→ Task description
Find every line in the records that holds the string "JSON". Copy each one.

→ Supplied data
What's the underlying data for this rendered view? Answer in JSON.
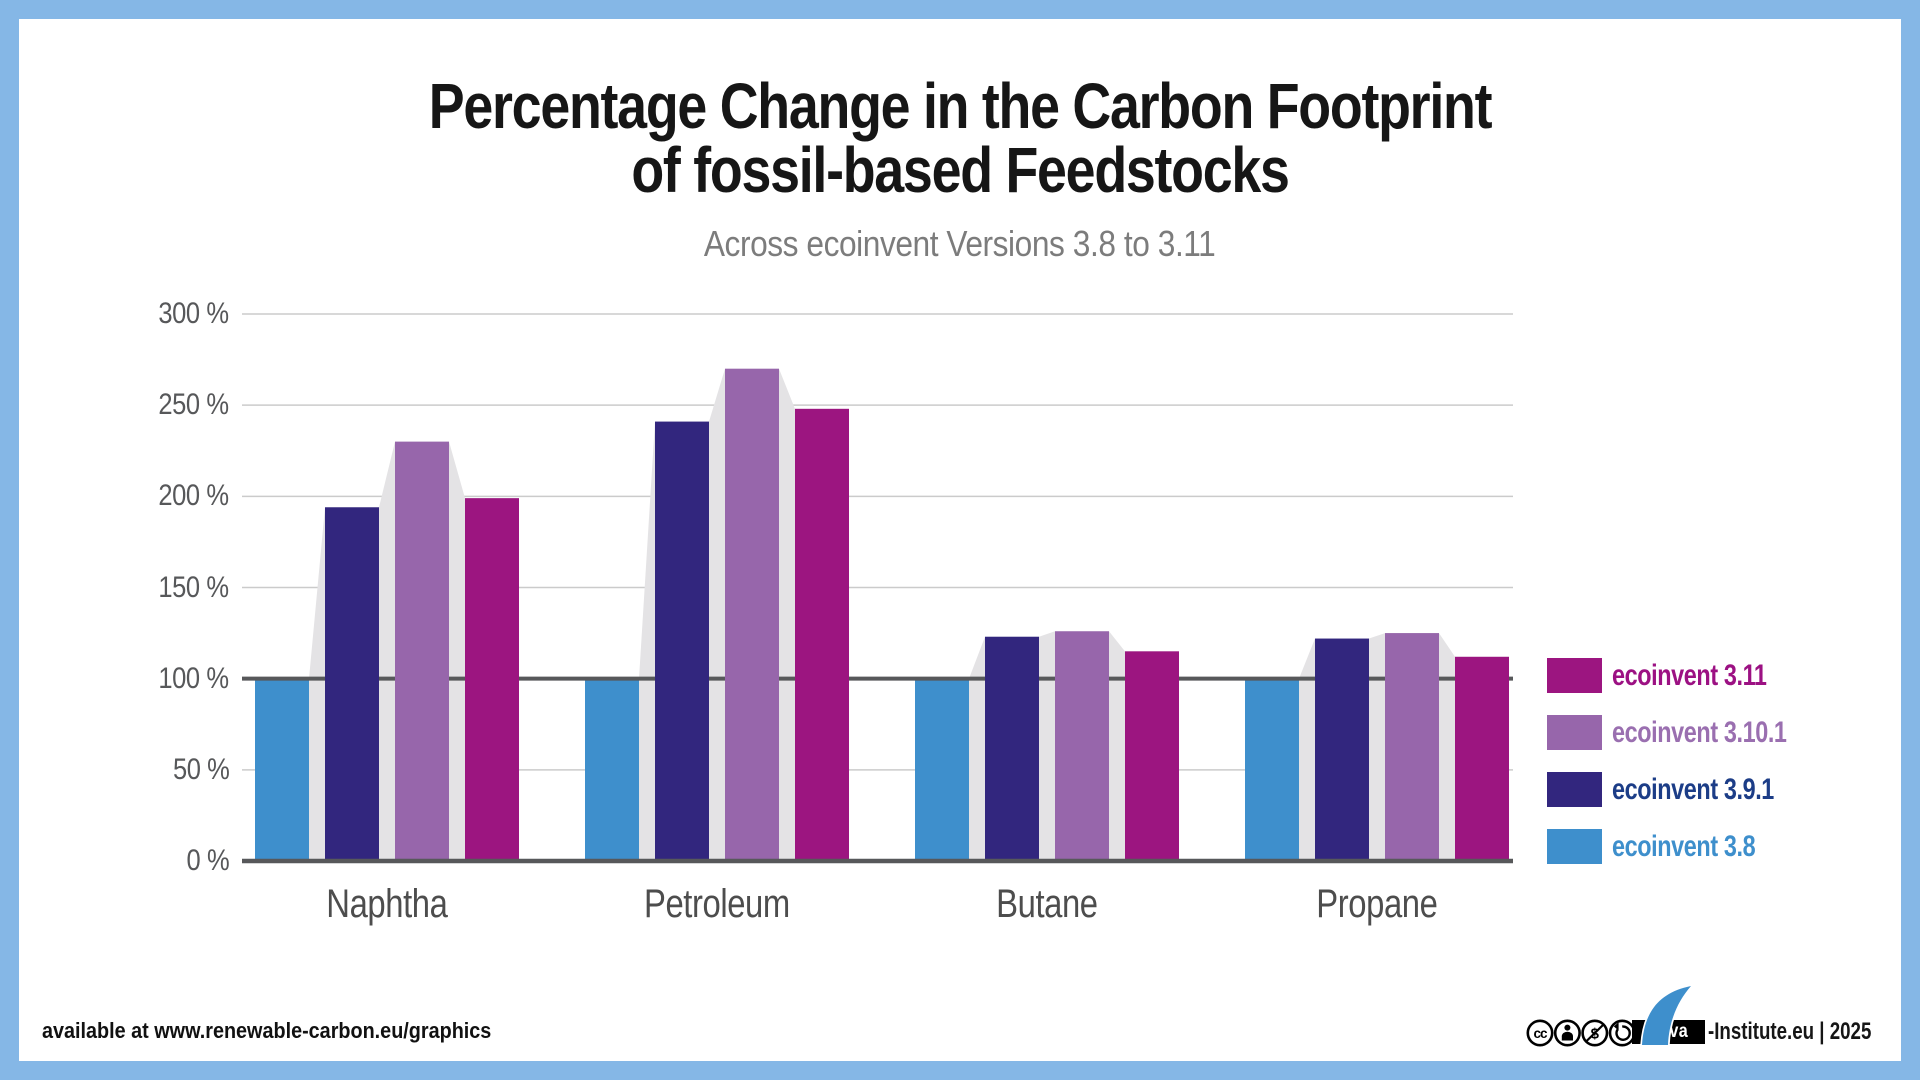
{
  "frame": {
    "border_color": "#85B7E6",
    "card_color": "#FFFFFF"
  },
  "title": {
    "line1": "Percentage Change in the Carbon Footprint",
    "line2": "of fossil-based Feedstocks",
    "subtitle": "Across ecoinvent Versions 3.8 to 3.11"
  },
  "chart_data": {
    "type": "bar",
    "categories": [
      "Naphtha",
      "Petroleum",
      "Butane",
      "Propane"
    ],
    "series": [
      {
        "name": "ecoinvent 3.8",
        "color": "#3E8FCC",
        "label_color": "#3E8FCC",
        "values": [
          100,
          100,
          100,
          100
        ]
      },
      {
        "name": "ecoinvent 3.9.1",
        "color": "#32267E",
        "label_color": "#1C3D87",
        "values": [
          194,
          241,
          123,
          122
        ]
      },
      {
        "name": "ecoinvent 3.10.1",
        "color": "#9766AB",
        "label_color": "#9A6FB0",
        "values": [
          230,
          270,
          126,
          125
        ]
      },
      {
        "name": "ecoinvent 3.11",
        "color": "#9C1580",
        "label_color": "#9C1183",
        "values": [
          199,
          248,
          115,
          112
        ]
      }
    ],
    "yticks": [
      {
        "value": 0,
        "label": "0 %"
      },
      {
        "value": 50,
        "label": "50 %"
      },
      {
        "value": 100,
        "label": "100 %"
      },
      {
        "value": 150,
        "label": "150 %"
      },
      {
        "value": 200,
        "label": "200 %"
      },
      {
        "value": 250,
        "label": "250 %"
      },
      {
        "value": 300,
        "label": "300 %"
      }
    ],
    "ylim": [
      0,
      300
    ],
    "baseline_value": 100,
    "grid": "horizontal",
    "legend_position": "right",
    "legend_order_top_to_bottom": [
      "ecoinvent 3.11",
      "ecoinvent 3.10.1",
      "ecoinvent 3.9.1",
      "ecoinvent 3.8"
    ],
    "colors": {
      "grid_light": "#CBCBCB",
      "axis_dark": "#57585A",
      "bar_shadow": "#E4E3E5",
      "tick_label": "#57585A",
      "category_label": "#4D4D4D"
    }
  },
  "footer": {
    "left_text": "available at www.renewable-carbon.eu/graphics",
    "license_icons": [
      "cc",
      "by",
      "nc",
      "sa"
    ],
    "logo_text": "nova",
    "right_text": "-Institute.eu | 2025"
  }
}
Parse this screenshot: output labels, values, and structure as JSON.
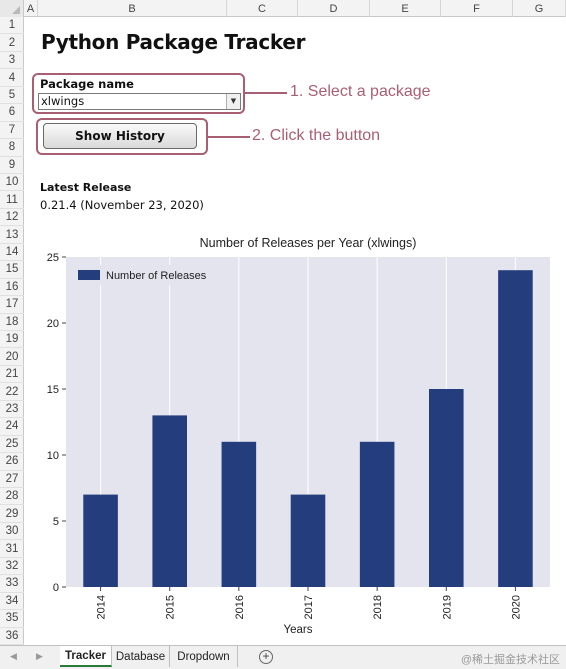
{
  "columns": [
    "A",
    "B",
    "C",
    "D",
    "E",
    "F",
    "G"
  ],
  "rows": [
    "1",
    "2",
    "3",
    "4",
    "5",
    "6",
    "7",
    "8",
    "9",
    "10",
    "11",
    "12",
    "13",
    "14",
    "15",
    "16",
    "17",
    "18",
    "19",
    "20",
    "21",
    "22",
    "23",
    "24",
    "25",
    "26",
    "27",
    "28",
    "29",
    "30",
    "31",
    "32",
    "33",
    "34",
    "35",
    "36"
  ],
  "sheet": {
    "title": "Python Package Tracker",
    "package_label": "Package name",
    "package_value": "xlwings",
    "button_label": "Show History",
    "latest_label": "Latest Release",
    "latest_value": "0.21.4 (November 23, 2020)"
  },
  "callouts": {
    "step1": "1. Select a package",
    "step2": "2. Click the button"
  },
  "chart_data": {
    "type": "bar",
    "title": "Number of Releases per Year (xlwings)",
    "xlabel": "Years",
    "ylabel": "",
    "categories": [
      "2014",
      "2015",
      "2016",
      "2017",
      "2018",
      "2019",
      "2020"
    ],
    "series": [
      {
        "name": "Number of Releases",
        "values": [
          7,
          13,
          11,
          7,
          11,
          15,
          24
        ]
      }
    ],
    "ylim": [
      0,
      25
    ],
    "yticks": [
      "0",
      "5",
      "10",
      "15",
      "20",
      "25"
    ],
    "grid": true,
    "legend": "top-left",
    "bar_color": "#243d7c",
    "plot_bg": "#e3e4ee"
  },
  "tabs": [
    "Tracker",
    "Database",
    "Dropdown"
  ],
  "active_tab": "Tracker",
  "watermark": "@稀土掘金技术社区"
}
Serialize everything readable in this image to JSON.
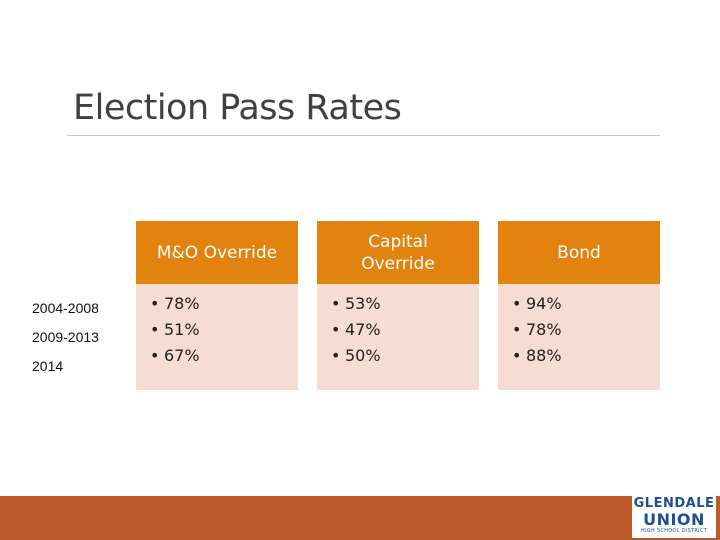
{
  "slide": {
    "title": "Election Pass Rates"
  },
  "years": [
    "2004-2008",
    "2009-2013",
    "2014"
  ],
  "cards": [
    {
      "header": "M&O Override",
      "values": [
        "78%",
        "51%",
        "67%"
      ]
    },
    {
      "header": "Capital Override",
      "values": [
        "53%",
        "47%",
        "50%"
      ]
    },
    {
      "header": "Bond",
      "values": [
        "94%",
        "78%",
        "88%"
      ]
    }
  ],
  "logo": {
    "top": "GLENDALE",
    "middle": "UNION",
    "bottom": "HIGH SCHOOL DISTRICT"
  },
  "colors": {
    "header": "#e2820f",
    "body": "#f5ddd3",
    "footer": "#bc5a2c",
    "logo": "#1f4f8c"
  }
}
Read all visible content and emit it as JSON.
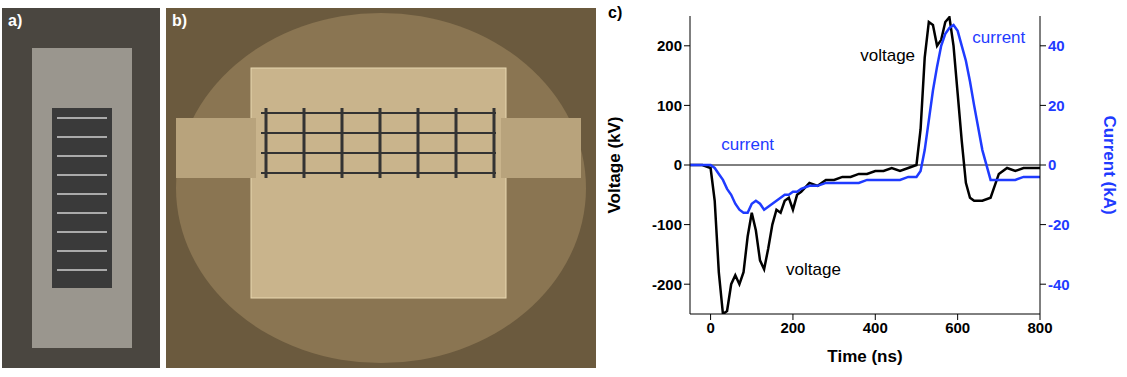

→ Exercise output
What's the underlying data for this rendered view? Answer in JSON.
Parse this screenshot: output labels, values, and structure as JSON.
Serialize everything readable in this image to JSON.
Read all visible content and emit it as JSON.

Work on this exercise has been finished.